Materials provided »
***

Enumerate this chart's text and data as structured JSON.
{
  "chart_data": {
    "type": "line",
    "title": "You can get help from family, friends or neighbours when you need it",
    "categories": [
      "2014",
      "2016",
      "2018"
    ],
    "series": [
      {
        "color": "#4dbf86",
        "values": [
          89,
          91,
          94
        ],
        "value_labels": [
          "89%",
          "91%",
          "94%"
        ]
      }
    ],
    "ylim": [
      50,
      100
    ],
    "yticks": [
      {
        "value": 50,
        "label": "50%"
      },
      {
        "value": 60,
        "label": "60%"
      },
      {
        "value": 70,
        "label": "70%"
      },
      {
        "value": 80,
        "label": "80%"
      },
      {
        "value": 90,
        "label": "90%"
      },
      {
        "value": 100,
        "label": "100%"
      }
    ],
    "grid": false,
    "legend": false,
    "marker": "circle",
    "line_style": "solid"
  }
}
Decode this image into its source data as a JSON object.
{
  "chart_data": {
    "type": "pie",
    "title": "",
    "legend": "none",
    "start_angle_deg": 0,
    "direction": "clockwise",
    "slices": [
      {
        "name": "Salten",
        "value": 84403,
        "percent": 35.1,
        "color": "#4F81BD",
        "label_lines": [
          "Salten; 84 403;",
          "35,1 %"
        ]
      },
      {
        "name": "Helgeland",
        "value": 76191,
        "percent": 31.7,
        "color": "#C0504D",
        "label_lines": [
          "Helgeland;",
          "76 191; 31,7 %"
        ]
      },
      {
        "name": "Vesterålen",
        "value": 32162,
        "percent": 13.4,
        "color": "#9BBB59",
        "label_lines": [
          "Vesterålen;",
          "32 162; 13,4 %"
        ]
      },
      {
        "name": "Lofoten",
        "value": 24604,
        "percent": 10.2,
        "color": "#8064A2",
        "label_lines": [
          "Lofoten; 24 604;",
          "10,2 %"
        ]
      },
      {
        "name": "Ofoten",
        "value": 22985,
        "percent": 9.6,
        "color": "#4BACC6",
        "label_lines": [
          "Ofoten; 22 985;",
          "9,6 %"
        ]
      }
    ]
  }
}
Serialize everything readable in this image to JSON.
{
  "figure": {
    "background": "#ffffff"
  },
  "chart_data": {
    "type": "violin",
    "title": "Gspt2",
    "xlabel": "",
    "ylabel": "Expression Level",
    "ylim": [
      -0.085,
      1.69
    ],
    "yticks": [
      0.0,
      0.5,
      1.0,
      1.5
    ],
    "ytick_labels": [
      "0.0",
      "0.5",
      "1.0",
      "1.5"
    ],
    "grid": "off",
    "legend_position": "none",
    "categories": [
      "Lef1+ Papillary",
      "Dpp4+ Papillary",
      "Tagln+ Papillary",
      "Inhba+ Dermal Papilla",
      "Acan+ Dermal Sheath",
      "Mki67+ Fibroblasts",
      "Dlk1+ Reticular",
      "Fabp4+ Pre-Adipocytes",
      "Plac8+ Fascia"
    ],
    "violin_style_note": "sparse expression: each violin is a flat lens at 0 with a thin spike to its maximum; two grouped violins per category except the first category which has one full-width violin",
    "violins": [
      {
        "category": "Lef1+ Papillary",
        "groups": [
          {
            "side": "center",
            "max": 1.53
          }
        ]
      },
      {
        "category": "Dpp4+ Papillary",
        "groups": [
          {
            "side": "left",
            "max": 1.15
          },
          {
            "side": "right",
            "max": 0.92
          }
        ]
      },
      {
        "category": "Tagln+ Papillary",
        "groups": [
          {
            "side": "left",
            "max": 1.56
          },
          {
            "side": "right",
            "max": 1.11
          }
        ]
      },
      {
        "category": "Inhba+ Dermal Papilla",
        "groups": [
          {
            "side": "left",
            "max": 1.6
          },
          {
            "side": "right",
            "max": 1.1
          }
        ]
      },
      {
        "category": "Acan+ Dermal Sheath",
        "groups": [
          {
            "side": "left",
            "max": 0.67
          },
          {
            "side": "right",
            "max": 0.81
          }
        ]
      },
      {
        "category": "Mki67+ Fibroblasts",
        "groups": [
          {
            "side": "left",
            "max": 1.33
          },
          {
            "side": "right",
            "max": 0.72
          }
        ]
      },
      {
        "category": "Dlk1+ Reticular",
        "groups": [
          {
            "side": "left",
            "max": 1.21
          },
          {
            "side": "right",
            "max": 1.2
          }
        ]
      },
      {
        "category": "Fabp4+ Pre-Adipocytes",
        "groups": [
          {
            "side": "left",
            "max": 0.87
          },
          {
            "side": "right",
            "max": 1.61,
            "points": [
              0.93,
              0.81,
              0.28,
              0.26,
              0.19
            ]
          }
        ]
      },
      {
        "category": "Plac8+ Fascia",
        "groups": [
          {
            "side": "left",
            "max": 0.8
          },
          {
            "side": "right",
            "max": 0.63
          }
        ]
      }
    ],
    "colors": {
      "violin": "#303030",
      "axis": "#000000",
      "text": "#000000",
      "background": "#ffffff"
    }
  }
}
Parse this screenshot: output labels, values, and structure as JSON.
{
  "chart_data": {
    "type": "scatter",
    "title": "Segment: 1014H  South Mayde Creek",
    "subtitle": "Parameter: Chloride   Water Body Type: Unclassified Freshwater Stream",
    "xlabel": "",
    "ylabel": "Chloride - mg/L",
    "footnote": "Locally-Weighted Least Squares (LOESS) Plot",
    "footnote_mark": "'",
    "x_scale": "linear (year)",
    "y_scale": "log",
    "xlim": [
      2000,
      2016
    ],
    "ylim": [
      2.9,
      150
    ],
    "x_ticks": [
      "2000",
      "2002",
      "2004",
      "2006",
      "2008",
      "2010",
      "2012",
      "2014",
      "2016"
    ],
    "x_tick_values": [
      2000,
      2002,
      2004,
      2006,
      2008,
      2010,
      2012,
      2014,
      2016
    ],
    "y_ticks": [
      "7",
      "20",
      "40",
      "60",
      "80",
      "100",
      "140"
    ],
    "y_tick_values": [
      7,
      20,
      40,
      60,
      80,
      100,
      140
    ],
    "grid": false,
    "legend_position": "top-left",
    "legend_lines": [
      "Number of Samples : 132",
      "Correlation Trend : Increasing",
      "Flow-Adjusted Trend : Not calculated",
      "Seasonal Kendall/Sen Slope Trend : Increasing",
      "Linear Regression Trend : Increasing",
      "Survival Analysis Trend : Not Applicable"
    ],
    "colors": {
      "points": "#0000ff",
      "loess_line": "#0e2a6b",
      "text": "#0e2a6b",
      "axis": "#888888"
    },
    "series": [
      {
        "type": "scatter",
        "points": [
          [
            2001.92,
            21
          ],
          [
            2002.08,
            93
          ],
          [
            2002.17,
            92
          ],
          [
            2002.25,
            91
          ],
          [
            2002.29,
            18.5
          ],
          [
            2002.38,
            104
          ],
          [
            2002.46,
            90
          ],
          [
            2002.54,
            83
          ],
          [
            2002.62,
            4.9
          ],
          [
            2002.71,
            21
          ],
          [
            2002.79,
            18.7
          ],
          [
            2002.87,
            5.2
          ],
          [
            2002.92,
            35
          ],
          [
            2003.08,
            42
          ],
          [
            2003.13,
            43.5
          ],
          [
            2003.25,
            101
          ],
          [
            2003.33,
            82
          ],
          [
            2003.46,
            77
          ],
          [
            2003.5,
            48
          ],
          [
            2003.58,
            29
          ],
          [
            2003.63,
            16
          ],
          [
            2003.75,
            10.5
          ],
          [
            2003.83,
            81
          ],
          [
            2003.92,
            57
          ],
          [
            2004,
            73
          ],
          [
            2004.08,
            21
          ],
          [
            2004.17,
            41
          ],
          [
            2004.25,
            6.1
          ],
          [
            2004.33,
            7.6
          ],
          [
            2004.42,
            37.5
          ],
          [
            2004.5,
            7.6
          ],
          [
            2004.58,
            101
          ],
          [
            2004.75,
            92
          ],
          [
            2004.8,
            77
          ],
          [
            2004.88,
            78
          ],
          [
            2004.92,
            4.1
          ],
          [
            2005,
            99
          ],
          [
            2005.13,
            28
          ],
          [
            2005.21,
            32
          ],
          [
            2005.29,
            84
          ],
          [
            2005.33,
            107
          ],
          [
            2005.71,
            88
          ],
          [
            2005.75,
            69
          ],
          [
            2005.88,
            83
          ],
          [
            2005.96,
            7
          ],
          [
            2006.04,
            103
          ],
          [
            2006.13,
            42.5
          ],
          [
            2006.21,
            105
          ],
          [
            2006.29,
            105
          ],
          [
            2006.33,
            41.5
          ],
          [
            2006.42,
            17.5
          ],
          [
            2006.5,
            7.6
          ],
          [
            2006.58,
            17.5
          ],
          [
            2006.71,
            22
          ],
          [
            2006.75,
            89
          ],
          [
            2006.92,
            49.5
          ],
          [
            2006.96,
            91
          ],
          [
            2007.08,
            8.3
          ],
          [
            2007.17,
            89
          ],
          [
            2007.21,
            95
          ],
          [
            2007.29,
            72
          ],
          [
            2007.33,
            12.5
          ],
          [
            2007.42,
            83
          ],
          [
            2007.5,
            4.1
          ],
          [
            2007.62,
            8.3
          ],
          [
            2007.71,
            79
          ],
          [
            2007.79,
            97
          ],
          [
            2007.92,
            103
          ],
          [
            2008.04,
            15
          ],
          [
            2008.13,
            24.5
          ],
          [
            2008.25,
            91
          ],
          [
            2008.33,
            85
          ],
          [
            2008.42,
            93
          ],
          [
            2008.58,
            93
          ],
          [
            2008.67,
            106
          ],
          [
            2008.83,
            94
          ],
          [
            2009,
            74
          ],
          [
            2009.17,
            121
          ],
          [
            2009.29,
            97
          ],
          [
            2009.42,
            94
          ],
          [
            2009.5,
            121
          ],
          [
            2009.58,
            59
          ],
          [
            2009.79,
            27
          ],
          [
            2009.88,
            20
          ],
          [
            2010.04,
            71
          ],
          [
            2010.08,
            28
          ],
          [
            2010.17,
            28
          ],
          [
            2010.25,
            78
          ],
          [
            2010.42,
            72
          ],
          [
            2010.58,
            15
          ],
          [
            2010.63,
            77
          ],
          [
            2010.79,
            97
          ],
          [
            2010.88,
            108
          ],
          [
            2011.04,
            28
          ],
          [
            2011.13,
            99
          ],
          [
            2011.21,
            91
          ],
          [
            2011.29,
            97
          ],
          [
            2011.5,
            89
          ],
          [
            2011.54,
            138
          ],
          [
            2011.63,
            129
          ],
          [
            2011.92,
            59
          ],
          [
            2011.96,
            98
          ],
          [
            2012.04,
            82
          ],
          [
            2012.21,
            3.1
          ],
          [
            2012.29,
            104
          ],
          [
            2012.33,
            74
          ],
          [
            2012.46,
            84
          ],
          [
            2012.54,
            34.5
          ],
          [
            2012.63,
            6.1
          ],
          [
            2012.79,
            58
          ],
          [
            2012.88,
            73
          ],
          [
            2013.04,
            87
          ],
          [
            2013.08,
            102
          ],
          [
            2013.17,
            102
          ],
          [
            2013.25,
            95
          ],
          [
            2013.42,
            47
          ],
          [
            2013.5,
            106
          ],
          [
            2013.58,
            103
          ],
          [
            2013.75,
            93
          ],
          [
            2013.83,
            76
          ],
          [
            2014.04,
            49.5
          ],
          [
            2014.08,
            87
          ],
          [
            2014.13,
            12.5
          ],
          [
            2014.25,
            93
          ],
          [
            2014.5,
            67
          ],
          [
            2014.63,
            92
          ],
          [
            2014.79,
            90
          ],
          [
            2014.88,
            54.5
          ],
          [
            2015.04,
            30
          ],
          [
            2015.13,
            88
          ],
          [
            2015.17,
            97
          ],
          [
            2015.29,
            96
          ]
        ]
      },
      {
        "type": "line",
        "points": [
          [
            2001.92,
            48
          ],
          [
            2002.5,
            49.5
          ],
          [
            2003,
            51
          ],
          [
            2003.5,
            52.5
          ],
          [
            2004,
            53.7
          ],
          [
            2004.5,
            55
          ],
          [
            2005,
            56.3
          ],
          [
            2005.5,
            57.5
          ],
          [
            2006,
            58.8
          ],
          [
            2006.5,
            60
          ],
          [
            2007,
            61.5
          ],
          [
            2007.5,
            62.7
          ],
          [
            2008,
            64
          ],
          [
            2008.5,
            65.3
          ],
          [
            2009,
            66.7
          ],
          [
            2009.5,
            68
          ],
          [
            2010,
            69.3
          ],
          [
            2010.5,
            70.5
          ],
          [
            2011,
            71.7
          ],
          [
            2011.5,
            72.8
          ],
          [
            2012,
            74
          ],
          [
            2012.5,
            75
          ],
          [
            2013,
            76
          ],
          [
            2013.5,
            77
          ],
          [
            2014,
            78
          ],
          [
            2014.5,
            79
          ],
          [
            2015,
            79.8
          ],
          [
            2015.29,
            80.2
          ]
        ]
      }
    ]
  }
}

***

What is being asked »
Pick out all lines from the data above in which the word "violins" appears.

Exercise answer »
    "violin_style_note": "sparse expression: each violin is a flat lens at 0 with a thin spike to its maximum; two grouped violins per category except the first category which has one full-width violin",
    "violins": [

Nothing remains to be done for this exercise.